# PAGE EXTRACT
########
∞ Dataset Search (1-Dimensional)¶

Documentation¶

Class name: LLMParquetDatasetSearcher
Category: SALT/Language Toolkit/Tools/Dataset
Output node: False

This node is designed to perform advanced search operations within large datasets stored in Parquet format. It leverages language models to interpret and execute complex queries, applying filters, relevancy scoring, and parallel processing to efficiently retrieve and rank results based on the query's intent.

Input types¶

Required¶

file_type
- Specifies the type of file to be searched, such as parquet, text, json, yaml, csv, or excel, determining the method of data extraction and processing.
- Comfy dtype: COMBO[STRING]
- Python dtype: str
path_or_url
- The location of the file to be searched, either as a local file path or a URL, providing access to the dataset for the search operation.
- Comfy dtype: STRING
- Python dtype: str

Optional¶

search_term
- The query or keywords to search for within the dataset, guiding the search and filtering process.
- Comfy dtype: STRING
- Python dtype: str
exclude_terms
- Terms to be excluded from the search results, allowing for more refined and relevant outcomes.
- Comfy dtype: STRING
- Python dtype: str
columns
- Specific columns within the dataset to search, enabling targeted searches and improving efficiency.
- Comfy dtype: STRING
- Python dtype: str
case_sensitive
- Determines whether the search should be case sensitive, affecting the matching process.
- Comfy dtype: BOOLEAN
- Python dtype: bool
max_results
- The maximum number of search results to return, controlling the scope of the search output.
- Comfy dtype: INT
- Python dtype: int
term_relevancy_threshold
- A threshold for relevancy scoring, filtering results based on their relevance to the search term.
- Comfy dtype: FLOAT
- Python dtype: float
use_relevancy
- Indicates whether relevancy scoring should be applied to the search results, enhancing result quality.
- Comfy dtype: BOOLEAN
- Python dtype: bool
min_length
- The minimum length of the search results, filtering out results that do not meet this criterion.
- Comfy dtype: INT
- Python dtype: int
max_length
- The maximum length of the search results, ensuring that results are within a specified size range.
- Comfy dtype: INT
- Python dtype: int
max_dynamic_retries
- The number of times the search should be retried with dynamic adjustments in case of no results, improving the chances of finding relevant data.
- Comfy dtype: INT
- Python dtype: int
clean_content
- Specifies whether the content should be cleaned or pre-processed before searching, affecting the accuracy of the results.
- Comfy dtype: BOOLEAN
- Python dtype: bool
excel_sheet_position
- For excel files, specifies the sheet to be searched, allowing for targeted data extraction within multi-sheet documents.
########
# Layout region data

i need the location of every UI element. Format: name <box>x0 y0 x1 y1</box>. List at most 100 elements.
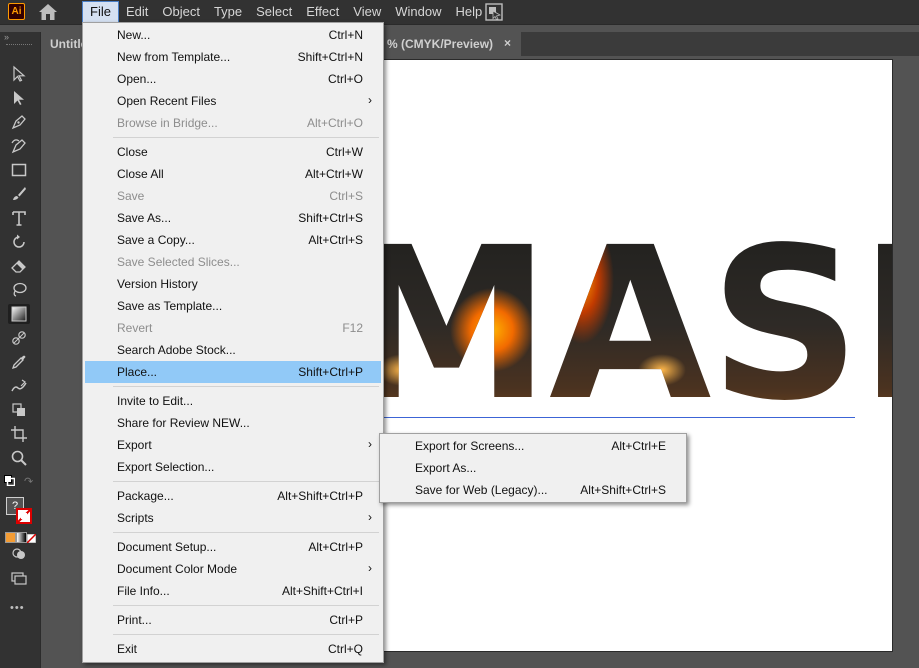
menu-item-exit[interactable]: Exit Ctrl+Q <box>85 638 381 660</box>
menu-item-save-as[interactable]: Save As... Shift+Ctrl+S <box>85 207 381 229</box>
arrange-documents-icon[interactable] <box>485 3 503 21</box>
menu-edit[interactable]: Edit <box>119 0 155 24</box>
eyedropper-tool-icon[interactable] <box>8 352 30 372</box>
none-mode-icon[interactable] <box>26 532 37 544</box>
screen-mode-icon[interactable] <box>8 568 30 588</box>
menu-item-share-for-review[interactable]: Share for Review NEW... <box>85 412 381 434</box>
menu-item-new-from-template[interactable]: New from Template... Shift+Ctrl+N <box>85 46 381 68</box>
menu-object[interactable]: Object <box>155 0 207 24</box>
color-mode-icon[interactable] <box>5 532 16 543</box>
selection-tool-icon[interactable] <box>8 64 30 84</box>
blend-tool-icon[interactable] <box>8 328 30 348</box>
home-icon[interactable] <box>38 3 58 21</box>
menu-item-search-adobe-stock[interactable]: Search Adobe Stock... <box>85 339 381 361</box>
menu-item-revert[interactable]: Revert F12 <box>85 317 381 339</box>
artboard-tool-icon[interactable] <box>8 424 30 444</box>
edit-toolbar-icon[interactable]: ••• <box>10 602 25 614</box>
gradient-tool-icon[interactable] <box>8 304 30 324</box>
menu-item-print[interactable]: Print... Ctrl+P <box>85 609 381 631</box>
menu-item-label: Open Recent Files <box>117 94 217 108</box>
masked-text-artwork[interactable]: MASK <box>382 220 892 430</box>
menu-item-close-all[interactable]: Close All Alt+Ctrl+W <box>85 163 381 185</box>
panel-grip[interactable] <box>6 44 32 47</box>
menu-item-save-a-copy[interactable]: Save a Copy... Alt+Ctrl+S <box>85 229 381 251</box>
menu-item-label: Package... <box>117 489 174 503</box>
menu-item-label: Export for Screens... <box>415 439 525 453</box>
type-tool-icon[interactable] <box>8 208 30 228</box>
menu-item-save[interactable]: Save Ctrl+S <box>85 185 381 207</box>
menu-effect[interactable]: Effect <box>299 0 346 24</box>
close-tab-icon[interactable]: × <box>504 36 511 50</box>
artboard[interactable]: MASK <box>381 59 893 652</box>
menu-item-label: Search Adobe Stock... <box>117 343 236 357</box>
menu-item-shortcut: Shift+Ctrl+P <box>298 365 363 379</box>
menu-item-shortcut: Alt+Ctrl+W <box>304 167 363 181</box>
menu-item-save-as-template[interactable]: Save as Template... <box>85 295 381 317</box>
menu-item-shortcut: Ctrl+W <box>326 145 363 159</box>
menu-item-save-for-web[interactable]: Save for Web (Legacy)... Alt+Shift+Ctrl+S <box>382 479 686 501</box>
menu-item-export[interactable]: Export › <box>85 434 381 456</box>
menu-item-browse-in-bridge[interactable]: Browse in Bridge... Alt+Ctrl+O <box>85 112 381 134</box>
panel-collapse-icon[interactable]: » <box>4 32 9 42</box>
menu-item-invite-to-edit[interactable]: Invite to Edit... <box>85 390 381 412</box>
menu-window[interactable]: Window <box>388 0 448 24</box>
menu-item-shortcut: Alt+Shift+Ctrl+P <box>277 489 363 503</box>
menu-select[interactable]: Select <box>249 0 299 24</box>
menu-item-label: Export As... <box>415 461 477 475</box>
menu-item-label: Version History <box>117 277 198 291</box>
menu-item-export-as[interactable]: Export As... <box>382 457 686 479</box>
menu-item-package[interactable]: Package... Alt+Shift+Ctrl+P <box>85 485 381 507</box>
rectangle-tool-icon[interactable] <box>8 160 30 180</box>
menu-view[interactable]: View <box>346 0 388 24</box>
menu-item-label: Document Setup... <box>117 540 217 554</box>
shape-builder-tool-icon[interactable] <box>8 376 30 396</box>
menu-item-save-selected-slices[interactable]: Save Selected Slices... <box>85 251 381 273</box>
zoom-tool-icon[interactable] <box>8 448 30 468</box>
menu-separator <box>113 605 379 606</box>
menu-item-label: Close All <box>117 167 164 181</box>
curvature-tool-icon[interactable] <box>8 136 30 156</box>
menu-item-document-color-mode[interactable]: Document Color Mode › <box>85 558 381 580</box>
menu-item-open[interactable]: Open... Ctrl+O <box>85 68 381 90</box>
menu-item-label: Close <box>117 145 148 159</box>
menu-item-label: Share for Review NEW... <box>117 416 250 430</box>
menu-item-label: File Info... <box>117 584 170 598</box>
menu-item-version-history[interactable]: Version History <box>85 273 381 295</box>
menu-separator <box>113 137 379 138</box>
menu-item-export-for-screens[interactable]: Export for Screens... Alt+Ctrl+E <box>382 435 686 457</box>
menu-item-shortcut: F12 <box>342 321 363 335</box>
menu-item-shortcut: Shift+Ctrl+S <box>298 211 363 225</box>
menu-separator <box>113 634 379 635</box>
drawing-mode-icon[interactable] <box>8 544 30 564</box>
paintbrush-tool-icon[interactable] <box>8 184 30 204</box>
eraser-tool-icon[interactable] <box>8 256 30 276</box>
gradient-mode-icon[interactable] <box>16 532 27 543</box>
menu-item-open-recent[interactable]: Open Recent Files › <box>85 90 381 112</box>
menu-item-export-selection[interactable]: Export Selection... <box>85 456 381 478</box>
lasso-tool-icon[interactable] <box>8 280 30 300</box>
direct-selection-tool-icon[interactable] <box>8 88 30 108</box>
menu-item-close[interactable]: Close Ctrl+W <box>85 141 381 163</box>
menu-item-label: Exit <box>117 642 138 656</box>
menu-item-file-info[interactable]: File Info... Alt+Shift+Ctrl+I <box>85 580 381 602</box>
swap-fill-stroke-icon[interactable]: ↷ <box>24 475 36 488</box>
symbol-sprayer-tool-icon[interactable] <box>8 400 30 420</box>
export-submenu: Export for Screens... Alt+Ctrl+E Export A… <box>379 433 687 503</box>
menu-type[interactable]: Type <box>207 0 249 24</box>
stroke-swatch[interactable] <box>16 508 32 524</box>
menu-file[interactable]: File <box>82 1 119 23</box>
menu-item-scripts[interactable]: Scripts › <box>85 507 381 529</box>
menu-item-document-setup[interactable]: Document Setup... Alt+Ctrl+P <box>85 536 381 558</box>
menu-item-shortcut: Ctrl+N <box>328 28 363 42</box>
menu-item-label: Save as Template... <box>117 299 223 313</box>
pen-tool-icon[interactable] <box>8 112 30 132</box>
submenu-arrow-icon: › <box>368 437 372 451</box>
menu-item-place[interactable]: Place... Shift+Ctrl+P <box>85 361 381 383</box>
menu-item-new[interactable]: New... Ctrl+N <box>85 24 381 46</box>
rotate-tool-icon[interactable] <box>8 232 30 252</box>
menu-item-label: Revert <box>117 321 153 335</box>
menu-item-label: Export <box>117 438 152 452</box>
file-menu-dropdown: New... Ctrl+N New from Template... Shift+C… <box>82 22 384 663</box>
default-fill-stroke-icon[interactable] <box>4 475 16 487</box>
menu-help[interactable]: Help <box>448 0 489 24</box>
########
# EXERCISE REQUIREMENTS
1: In the Dataset Search documentation, which inputs have the Comfy dtype INT?
2: Can you write what comes next in the Dataset Search documentation, picking up after its last line?
The data is not needed for what follows.

# THE REPLIES
1: max_results, min_length, max_length, max_dynamic_retries

2:
- Comfy dtype: INT
- Python dtype: int
recache
- Determines whether the data should be recached, potentially improving performance for repeated searches.
- Comfy dtype: BOOLEAN
- Python dtype: bool
condense_documents
- Indicates whether the search results should be condensed, potentially reducing the volume of data returned.
- Comfy dtype: BOOLEAN
- Python dtype: bool
seed
- A seed value for random operations within the search, ensuring reproducibility of results.
- Comfy dtype: INT
- Python dtype: int

Output types¶

results
- Comfy dtype: STRING
- The primary output containing the search results, including relevant data entries.
- Python dtype: str
results_list
- Comfy dtype: LIST
- A list format of the search results, providing an alternative representation.
- Python dtype: list
documents
- Comfy dtype: DOCUMENT
- Structured documents derived from the search results, potentially including metadata and additional context.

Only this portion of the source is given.